=== Supplied entries ===

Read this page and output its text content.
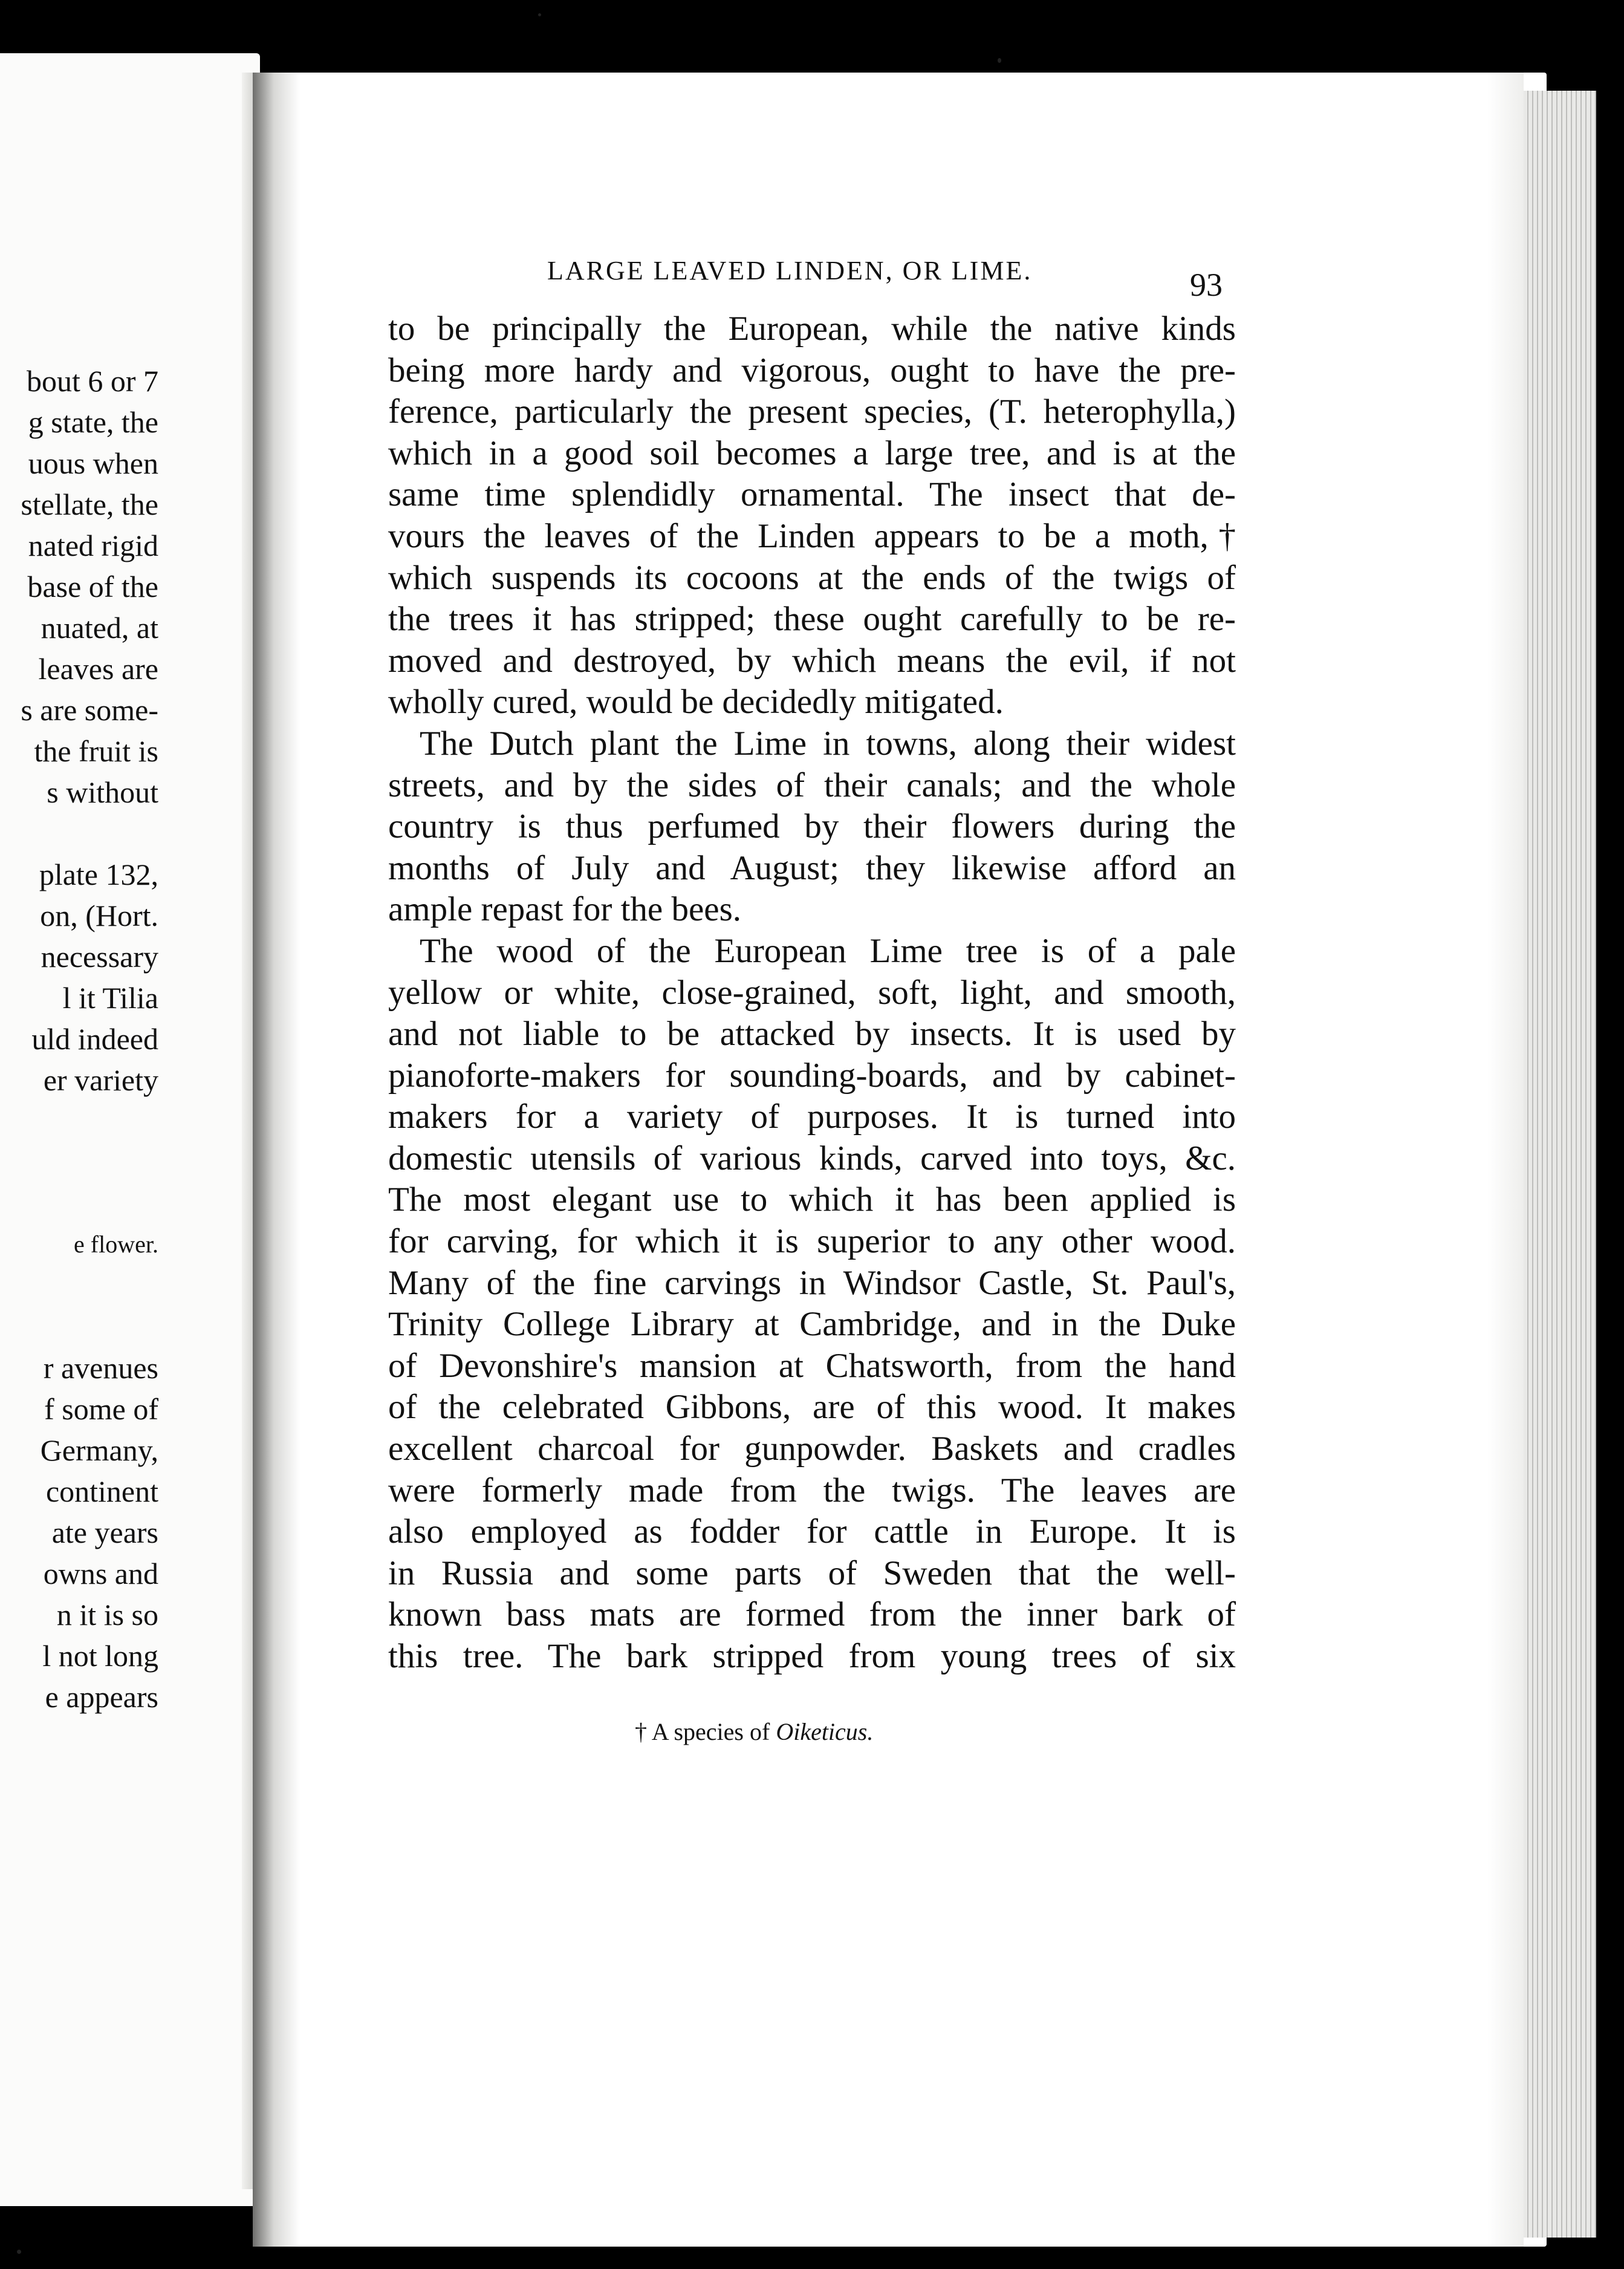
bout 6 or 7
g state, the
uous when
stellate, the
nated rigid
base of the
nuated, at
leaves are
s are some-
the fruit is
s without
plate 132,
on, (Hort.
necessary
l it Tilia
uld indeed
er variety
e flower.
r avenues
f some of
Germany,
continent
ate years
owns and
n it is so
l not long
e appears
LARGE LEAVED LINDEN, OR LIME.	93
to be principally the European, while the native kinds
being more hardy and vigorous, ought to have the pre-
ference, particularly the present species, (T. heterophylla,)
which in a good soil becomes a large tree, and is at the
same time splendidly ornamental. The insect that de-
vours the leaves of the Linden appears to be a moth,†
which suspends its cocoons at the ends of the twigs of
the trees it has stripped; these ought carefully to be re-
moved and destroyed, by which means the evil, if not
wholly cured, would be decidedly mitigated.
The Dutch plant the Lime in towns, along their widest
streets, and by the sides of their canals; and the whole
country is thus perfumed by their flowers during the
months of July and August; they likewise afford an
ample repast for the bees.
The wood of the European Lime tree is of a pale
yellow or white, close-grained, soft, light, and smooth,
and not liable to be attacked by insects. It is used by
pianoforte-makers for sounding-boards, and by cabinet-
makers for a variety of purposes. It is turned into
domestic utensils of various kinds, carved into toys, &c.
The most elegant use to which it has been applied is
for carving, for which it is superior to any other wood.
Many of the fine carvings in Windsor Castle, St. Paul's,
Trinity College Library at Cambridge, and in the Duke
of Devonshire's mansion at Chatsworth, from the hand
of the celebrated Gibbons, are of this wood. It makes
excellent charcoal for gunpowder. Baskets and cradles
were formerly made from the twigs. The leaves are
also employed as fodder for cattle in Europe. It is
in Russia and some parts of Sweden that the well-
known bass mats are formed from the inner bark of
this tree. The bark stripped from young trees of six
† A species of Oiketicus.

===
=== Supplied entries ===

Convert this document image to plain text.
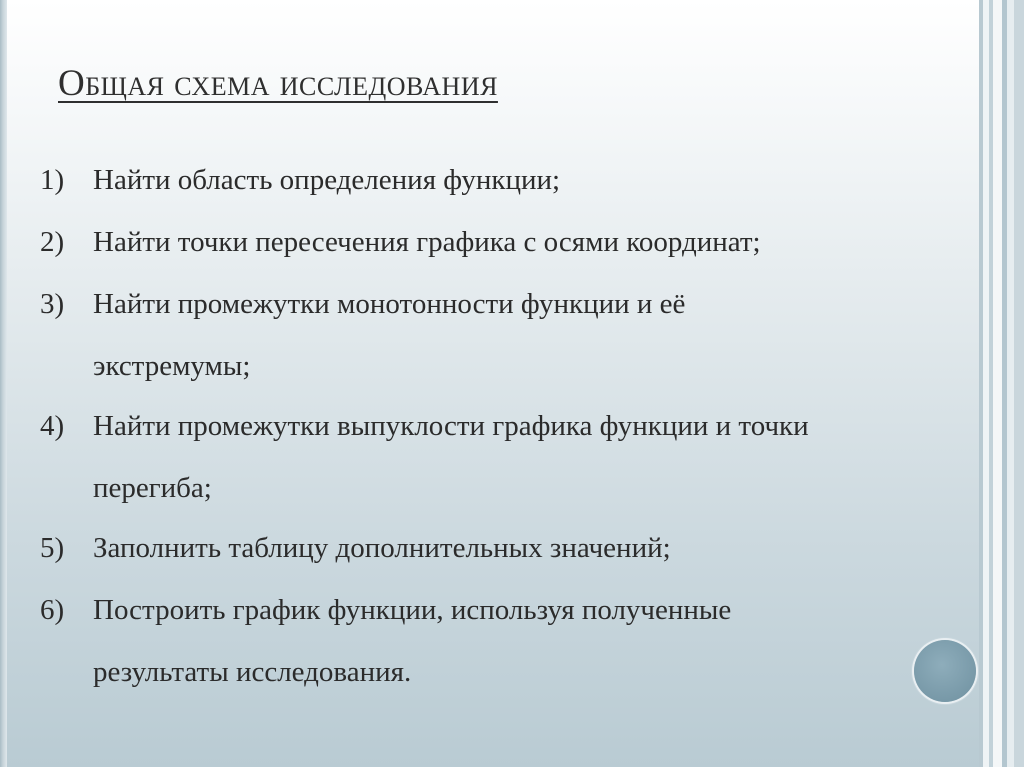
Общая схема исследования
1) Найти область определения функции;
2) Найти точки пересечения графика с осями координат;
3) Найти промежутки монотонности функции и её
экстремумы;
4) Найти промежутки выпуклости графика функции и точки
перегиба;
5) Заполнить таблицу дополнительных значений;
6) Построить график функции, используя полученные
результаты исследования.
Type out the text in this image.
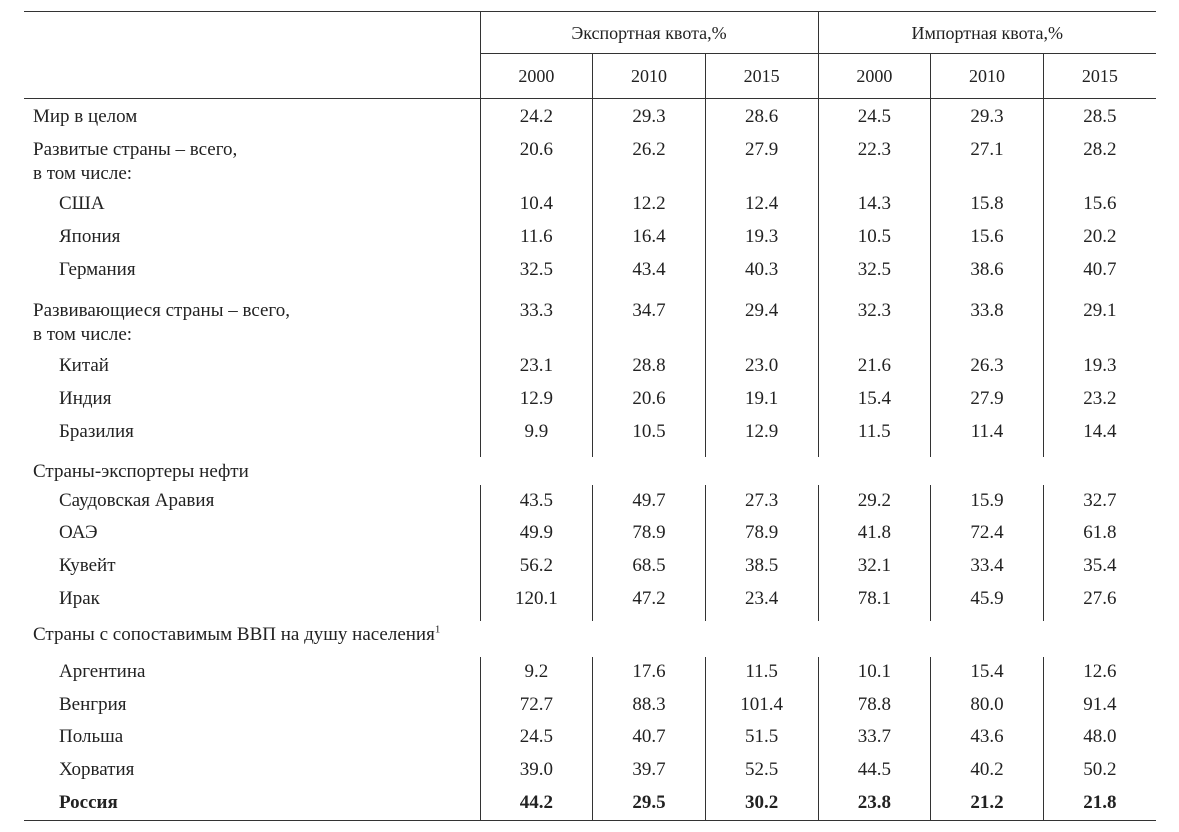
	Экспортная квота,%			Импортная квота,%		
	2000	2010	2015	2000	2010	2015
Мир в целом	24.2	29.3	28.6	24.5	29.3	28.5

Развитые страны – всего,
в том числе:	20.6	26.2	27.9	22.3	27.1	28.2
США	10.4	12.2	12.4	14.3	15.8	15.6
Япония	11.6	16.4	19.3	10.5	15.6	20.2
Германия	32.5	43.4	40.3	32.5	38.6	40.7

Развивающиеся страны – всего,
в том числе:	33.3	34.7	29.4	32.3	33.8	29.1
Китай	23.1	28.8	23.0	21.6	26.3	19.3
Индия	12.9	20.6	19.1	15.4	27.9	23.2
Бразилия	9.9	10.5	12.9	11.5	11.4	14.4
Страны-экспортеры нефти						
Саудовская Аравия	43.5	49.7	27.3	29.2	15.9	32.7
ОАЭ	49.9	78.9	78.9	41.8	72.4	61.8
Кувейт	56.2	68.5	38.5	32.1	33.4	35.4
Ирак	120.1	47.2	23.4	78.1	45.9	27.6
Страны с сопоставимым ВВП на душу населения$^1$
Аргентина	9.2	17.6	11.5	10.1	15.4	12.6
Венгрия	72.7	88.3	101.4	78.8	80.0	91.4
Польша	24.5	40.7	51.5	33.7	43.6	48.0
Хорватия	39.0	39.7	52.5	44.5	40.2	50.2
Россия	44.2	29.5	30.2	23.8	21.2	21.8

===

### [What the exercise asks]
Filter the entries down to the lines with the word "European" in them.

### [Reply]
to be principally the European, while the native kinds
The wood of the European Lime tree is of a pale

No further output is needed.